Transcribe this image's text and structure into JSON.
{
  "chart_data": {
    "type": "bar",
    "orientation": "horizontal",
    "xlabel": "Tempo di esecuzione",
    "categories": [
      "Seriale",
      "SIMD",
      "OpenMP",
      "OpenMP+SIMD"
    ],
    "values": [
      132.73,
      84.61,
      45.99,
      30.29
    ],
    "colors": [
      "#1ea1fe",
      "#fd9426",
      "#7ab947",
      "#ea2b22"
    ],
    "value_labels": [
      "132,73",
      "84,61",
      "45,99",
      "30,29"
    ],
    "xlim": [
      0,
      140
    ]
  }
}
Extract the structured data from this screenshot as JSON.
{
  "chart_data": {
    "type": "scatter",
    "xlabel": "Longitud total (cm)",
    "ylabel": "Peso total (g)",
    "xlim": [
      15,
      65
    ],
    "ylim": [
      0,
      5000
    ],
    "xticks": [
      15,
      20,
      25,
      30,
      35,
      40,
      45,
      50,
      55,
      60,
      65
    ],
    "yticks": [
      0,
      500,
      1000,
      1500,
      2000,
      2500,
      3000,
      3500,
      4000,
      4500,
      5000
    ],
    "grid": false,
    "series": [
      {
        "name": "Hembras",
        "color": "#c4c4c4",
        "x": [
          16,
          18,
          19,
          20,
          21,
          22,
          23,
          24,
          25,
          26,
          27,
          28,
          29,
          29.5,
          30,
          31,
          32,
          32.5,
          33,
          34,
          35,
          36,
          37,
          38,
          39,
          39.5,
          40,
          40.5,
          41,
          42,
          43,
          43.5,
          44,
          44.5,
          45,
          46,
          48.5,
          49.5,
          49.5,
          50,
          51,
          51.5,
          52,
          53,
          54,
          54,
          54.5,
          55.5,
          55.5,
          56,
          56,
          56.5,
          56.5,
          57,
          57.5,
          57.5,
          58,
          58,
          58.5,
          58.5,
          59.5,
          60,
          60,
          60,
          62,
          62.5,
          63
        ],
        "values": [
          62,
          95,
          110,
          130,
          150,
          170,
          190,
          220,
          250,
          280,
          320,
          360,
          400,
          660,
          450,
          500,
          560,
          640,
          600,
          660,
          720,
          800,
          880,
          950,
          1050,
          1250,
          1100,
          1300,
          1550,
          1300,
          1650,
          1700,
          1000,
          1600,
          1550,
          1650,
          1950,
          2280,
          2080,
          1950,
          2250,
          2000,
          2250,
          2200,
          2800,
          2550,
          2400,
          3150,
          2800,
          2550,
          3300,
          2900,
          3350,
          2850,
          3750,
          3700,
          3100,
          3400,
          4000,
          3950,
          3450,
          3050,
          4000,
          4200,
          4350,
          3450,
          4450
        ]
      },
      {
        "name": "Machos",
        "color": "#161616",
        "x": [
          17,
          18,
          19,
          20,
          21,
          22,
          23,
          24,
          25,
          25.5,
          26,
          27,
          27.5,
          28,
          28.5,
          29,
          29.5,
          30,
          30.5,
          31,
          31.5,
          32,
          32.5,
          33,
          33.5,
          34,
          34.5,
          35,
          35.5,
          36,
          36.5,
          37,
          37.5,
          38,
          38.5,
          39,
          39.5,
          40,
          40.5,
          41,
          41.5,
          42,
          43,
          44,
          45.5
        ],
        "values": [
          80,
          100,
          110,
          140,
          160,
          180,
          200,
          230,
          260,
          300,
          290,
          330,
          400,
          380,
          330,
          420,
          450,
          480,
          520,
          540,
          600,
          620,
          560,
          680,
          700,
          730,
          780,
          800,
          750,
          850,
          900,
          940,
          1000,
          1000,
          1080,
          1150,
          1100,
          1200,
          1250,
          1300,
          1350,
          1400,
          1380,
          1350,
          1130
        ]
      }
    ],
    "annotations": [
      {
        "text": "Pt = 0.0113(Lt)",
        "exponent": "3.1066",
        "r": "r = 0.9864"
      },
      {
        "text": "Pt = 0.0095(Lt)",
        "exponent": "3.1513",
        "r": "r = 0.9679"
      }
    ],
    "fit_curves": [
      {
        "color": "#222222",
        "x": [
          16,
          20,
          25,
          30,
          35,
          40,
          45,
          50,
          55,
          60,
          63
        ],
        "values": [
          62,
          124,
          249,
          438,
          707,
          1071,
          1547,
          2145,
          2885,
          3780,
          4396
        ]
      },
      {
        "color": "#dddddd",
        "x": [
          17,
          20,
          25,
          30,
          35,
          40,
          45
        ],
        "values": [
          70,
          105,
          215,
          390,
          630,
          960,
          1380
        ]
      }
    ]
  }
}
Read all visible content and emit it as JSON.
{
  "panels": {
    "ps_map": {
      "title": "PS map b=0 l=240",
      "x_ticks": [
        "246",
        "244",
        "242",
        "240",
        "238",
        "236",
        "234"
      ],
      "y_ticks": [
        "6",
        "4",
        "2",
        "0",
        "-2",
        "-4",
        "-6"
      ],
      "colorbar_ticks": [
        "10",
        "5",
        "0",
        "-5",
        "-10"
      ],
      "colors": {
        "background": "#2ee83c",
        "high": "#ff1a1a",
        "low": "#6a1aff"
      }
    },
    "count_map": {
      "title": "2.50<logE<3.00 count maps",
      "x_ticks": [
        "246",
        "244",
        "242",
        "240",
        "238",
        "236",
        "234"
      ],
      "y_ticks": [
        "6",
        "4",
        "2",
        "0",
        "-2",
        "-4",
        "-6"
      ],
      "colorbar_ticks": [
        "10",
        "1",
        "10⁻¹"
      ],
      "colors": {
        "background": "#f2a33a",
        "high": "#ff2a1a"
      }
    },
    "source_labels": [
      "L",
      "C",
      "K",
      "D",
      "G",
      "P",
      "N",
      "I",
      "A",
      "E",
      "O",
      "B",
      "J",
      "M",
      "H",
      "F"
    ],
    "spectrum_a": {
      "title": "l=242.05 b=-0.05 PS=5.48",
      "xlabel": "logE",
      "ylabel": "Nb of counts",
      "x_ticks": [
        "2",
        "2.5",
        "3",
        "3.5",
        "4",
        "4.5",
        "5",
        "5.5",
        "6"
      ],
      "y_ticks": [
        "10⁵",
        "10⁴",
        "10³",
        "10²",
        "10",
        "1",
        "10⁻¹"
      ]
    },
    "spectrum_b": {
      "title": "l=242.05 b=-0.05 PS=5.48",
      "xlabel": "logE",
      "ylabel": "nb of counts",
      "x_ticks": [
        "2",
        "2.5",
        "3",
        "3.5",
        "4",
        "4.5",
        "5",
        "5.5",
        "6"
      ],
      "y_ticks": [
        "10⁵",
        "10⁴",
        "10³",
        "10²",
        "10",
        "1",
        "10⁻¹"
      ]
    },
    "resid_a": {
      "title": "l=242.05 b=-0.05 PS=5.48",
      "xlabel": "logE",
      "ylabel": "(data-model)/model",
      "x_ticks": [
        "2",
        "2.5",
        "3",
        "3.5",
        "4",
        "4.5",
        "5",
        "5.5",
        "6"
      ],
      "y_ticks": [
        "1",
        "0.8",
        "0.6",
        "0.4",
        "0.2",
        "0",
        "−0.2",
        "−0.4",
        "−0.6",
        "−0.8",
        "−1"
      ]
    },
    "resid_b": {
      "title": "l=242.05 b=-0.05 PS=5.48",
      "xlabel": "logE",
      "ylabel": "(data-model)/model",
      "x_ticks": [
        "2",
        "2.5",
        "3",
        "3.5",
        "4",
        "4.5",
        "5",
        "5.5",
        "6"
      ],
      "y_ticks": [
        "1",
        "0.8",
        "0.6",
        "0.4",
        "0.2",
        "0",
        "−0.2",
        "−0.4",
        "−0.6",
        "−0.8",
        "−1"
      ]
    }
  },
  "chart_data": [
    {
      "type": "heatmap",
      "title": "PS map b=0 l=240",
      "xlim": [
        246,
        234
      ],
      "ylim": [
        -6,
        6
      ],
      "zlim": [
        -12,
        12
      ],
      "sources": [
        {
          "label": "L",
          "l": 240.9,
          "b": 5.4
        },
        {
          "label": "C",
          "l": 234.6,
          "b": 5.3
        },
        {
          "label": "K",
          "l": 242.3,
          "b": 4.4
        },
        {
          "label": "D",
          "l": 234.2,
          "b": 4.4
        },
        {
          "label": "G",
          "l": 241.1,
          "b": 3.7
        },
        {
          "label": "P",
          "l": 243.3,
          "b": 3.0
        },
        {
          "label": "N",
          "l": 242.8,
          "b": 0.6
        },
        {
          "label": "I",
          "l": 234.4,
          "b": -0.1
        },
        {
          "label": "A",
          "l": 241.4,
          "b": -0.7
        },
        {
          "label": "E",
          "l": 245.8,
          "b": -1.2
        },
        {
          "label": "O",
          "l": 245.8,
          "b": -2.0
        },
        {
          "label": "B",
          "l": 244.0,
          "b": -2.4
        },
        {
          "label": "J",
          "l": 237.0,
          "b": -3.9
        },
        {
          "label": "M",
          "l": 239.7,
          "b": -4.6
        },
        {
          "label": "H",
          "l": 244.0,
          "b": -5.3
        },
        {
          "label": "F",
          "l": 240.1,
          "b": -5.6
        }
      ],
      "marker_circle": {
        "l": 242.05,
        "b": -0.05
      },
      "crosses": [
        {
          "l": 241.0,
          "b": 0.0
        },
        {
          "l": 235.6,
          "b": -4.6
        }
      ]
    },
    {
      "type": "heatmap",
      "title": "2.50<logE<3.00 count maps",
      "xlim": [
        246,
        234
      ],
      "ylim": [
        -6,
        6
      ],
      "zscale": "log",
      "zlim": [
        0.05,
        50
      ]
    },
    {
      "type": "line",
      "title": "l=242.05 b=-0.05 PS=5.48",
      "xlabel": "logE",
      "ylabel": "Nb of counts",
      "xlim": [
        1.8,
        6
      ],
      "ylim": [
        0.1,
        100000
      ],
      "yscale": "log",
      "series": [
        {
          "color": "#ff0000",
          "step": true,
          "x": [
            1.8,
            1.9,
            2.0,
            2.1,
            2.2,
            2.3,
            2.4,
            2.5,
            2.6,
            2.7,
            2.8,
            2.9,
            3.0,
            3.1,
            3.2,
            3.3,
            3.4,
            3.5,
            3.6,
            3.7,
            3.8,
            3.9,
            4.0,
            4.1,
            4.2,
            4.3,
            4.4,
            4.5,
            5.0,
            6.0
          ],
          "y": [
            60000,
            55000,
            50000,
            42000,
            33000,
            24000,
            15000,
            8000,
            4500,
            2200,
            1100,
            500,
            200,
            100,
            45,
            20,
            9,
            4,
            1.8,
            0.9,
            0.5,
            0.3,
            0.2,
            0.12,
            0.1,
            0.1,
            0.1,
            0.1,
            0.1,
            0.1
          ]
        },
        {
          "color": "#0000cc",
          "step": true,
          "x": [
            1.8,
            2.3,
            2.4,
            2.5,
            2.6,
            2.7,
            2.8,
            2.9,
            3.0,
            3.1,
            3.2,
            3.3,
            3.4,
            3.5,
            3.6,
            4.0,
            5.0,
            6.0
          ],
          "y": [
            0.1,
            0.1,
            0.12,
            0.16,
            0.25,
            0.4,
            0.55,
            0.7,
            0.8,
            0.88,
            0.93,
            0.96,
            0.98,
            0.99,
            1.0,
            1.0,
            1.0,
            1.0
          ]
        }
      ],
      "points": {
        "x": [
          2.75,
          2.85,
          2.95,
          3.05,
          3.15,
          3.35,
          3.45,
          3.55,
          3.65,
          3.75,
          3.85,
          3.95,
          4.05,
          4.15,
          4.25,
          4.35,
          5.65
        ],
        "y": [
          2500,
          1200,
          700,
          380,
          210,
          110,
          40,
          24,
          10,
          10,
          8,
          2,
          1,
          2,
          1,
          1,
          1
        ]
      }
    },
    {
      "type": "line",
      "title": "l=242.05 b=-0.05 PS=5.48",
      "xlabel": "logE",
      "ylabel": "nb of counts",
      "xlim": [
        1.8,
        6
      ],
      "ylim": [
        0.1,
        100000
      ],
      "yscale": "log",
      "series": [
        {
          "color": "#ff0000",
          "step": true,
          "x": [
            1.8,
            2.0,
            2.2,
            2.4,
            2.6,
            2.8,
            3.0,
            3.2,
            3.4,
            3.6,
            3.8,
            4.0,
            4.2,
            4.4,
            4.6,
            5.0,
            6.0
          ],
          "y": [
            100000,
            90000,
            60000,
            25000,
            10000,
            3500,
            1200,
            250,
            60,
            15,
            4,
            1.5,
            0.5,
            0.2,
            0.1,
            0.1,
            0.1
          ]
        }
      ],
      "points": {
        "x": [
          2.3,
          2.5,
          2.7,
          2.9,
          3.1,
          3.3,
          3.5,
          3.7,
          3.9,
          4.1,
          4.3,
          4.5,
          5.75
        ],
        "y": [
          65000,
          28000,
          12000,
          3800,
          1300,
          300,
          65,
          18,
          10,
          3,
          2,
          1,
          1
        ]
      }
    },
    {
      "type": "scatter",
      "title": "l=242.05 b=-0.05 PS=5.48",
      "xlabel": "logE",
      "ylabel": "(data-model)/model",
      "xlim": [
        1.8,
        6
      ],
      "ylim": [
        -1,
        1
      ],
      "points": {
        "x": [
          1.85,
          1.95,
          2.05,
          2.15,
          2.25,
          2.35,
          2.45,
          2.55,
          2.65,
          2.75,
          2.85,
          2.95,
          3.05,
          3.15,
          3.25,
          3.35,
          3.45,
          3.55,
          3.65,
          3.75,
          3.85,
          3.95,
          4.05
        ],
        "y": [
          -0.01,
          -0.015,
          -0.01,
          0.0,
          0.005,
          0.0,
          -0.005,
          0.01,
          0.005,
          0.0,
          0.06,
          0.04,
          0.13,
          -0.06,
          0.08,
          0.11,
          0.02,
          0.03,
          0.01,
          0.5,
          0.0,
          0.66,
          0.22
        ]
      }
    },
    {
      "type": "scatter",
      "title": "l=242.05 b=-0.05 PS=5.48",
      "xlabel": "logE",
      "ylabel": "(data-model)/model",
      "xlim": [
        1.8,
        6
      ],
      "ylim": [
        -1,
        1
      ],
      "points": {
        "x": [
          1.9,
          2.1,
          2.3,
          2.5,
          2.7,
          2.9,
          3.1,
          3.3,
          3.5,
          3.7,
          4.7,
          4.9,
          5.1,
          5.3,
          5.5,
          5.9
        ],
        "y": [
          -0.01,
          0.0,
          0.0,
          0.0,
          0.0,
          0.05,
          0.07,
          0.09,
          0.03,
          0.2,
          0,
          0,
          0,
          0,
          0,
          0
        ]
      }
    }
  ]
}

......

— Your task —
Look over the listing. Pull out every line with the string "total" in it.

— Task output —
    "xlabel": "Longitud total (cm)",
    "ylabel": "Peso total (g)",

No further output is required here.